▸ **Problem description**
Take every line that has the string "expérience" and copy it out.

Entries from a dataset:
"""

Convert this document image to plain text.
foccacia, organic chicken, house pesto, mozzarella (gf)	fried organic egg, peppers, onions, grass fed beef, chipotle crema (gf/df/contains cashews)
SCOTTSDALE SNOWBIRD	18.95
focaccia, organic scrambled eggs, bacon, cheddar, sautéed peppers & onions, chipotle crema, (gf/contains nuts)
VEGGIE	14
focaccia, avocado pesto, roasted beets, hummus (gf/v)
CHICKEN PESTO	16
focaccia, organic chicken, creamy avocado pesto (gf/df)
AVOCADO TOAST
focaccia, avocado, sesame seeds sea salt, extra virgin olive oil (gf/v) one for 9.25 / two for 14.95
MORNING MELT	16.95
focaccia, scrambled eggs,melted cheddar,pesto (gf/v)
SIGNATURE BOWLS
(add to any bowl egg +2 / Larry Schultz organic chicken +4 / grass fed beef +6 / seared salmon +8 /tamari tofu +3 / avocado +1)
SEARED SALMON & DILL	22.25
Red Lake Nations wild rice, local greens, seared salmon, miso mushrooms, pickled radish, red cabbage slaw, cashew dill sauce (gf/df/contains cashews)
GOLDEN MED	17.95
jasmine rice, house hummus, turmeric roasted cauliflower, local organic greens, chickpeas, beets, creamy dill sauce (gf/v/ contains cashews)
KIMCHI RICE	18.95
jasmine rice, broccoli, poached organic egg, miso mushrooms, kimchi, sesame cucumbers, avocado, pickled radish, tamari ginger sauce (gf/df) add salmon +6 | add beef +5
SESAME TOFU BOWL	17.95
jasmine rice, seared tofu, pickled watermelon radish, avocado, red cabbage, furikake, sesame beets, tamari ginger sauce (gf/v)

"""
"""

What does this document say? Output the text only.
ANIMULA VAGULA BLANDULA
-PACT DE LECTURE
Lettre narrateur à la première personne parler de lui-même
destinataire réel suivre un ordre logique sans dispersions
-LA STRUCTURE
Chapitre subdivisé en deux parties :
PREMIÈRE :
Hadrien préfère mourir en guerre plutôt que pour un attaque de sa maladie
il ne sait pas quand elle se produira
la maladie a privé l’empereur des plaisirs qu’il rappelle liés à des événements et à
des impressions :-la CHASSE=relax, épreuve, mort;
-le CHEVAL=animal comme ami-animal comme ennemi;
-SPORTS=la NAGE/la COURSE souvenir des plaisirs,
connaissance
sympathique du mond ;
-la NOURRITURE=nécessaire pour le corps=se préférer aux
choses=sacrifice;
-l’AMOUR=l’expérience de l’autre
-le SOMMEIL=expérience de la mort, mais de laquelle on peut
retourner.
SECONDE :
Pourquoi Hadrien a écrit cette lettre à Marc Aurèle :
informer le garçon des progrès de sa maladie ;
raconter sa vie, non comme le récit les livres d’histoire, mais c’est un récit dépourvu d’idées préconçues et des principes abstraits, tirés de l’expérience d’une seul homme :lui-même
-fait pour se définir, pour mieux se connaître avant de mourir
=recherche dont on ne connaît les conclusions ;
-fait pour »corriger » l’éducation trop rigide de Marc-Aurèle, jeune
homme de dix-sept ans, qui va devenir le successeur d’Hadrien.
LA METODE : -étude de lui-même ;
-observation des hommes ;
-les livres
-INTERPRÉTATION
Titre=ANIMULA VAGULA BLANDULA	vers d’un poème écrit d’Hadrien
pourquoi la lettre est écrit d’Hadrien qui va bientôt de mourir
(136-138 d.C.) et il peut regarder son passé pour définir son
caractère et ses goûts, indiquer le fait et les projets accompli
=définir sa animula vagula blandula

"""
"""

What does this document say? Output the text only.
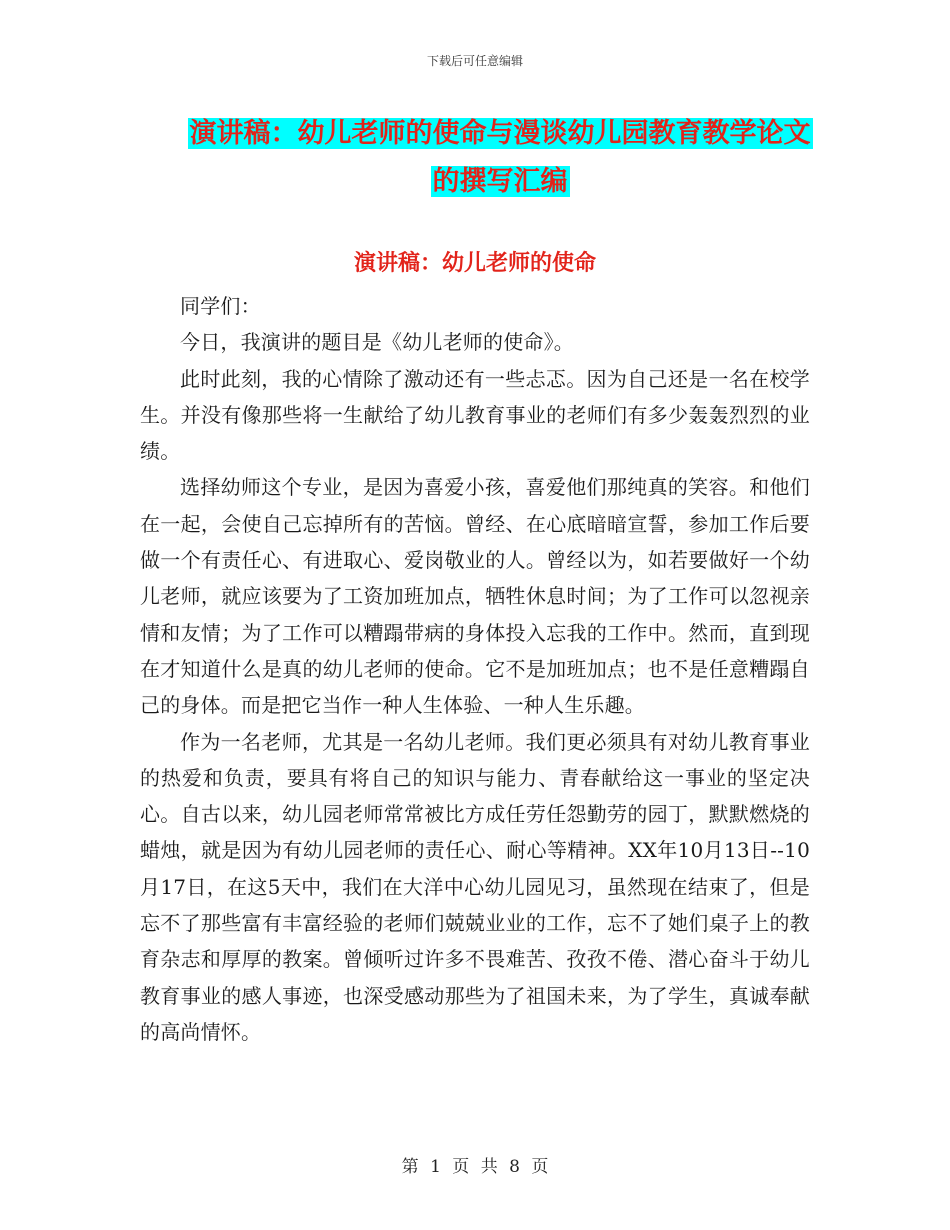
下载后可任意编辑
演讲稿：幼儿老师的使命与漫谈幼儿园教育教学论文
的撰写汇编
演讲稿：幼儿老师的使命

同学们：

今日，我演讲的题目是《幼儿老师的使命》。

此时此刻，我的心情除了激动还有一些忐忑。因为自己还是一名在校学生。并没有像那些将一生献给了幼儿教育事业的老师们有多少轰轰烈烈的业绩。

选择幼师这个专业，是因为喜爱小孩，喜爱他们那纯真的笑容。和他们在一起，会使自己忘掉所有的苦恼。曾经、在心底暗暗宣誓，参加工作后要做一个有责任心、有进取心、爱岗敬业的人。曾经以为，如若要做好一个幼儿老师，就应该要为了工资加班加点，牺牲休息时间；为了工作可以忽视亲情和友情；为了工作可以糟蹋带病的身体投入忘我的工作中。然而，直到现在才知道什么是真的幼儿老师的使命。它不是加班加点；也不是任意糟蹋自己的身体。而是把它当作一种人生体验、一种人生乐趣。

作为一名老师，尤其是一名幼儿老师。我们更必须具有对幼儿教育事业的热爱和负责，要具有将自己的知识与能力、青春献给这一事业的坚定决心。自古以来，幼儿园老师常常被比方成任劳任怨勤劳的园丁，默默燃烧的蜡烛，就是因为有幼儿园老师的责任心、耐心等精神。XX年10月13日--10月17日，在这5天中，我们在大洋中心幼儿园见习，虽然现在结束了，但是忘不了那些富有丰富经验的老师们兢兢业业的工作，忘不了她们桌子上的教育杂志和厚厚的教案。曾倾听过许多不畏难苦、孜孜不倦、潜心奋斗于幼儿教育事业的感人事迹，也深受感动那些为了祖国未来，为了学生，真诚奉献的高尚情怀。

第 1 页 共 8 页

"""

▸ **Answer for the task**
-l’AMOUR=l’expérience de l’autre
-le SOMMEIL=expérience de la mort, mais de laquelle on peut
raconter sa vie, non comme le récit les livres d’histoire, mais c’est un récit dépourvu d’idées préconçues et des principes abstraits, tirés de l’expérience d’une seul homme :lui-même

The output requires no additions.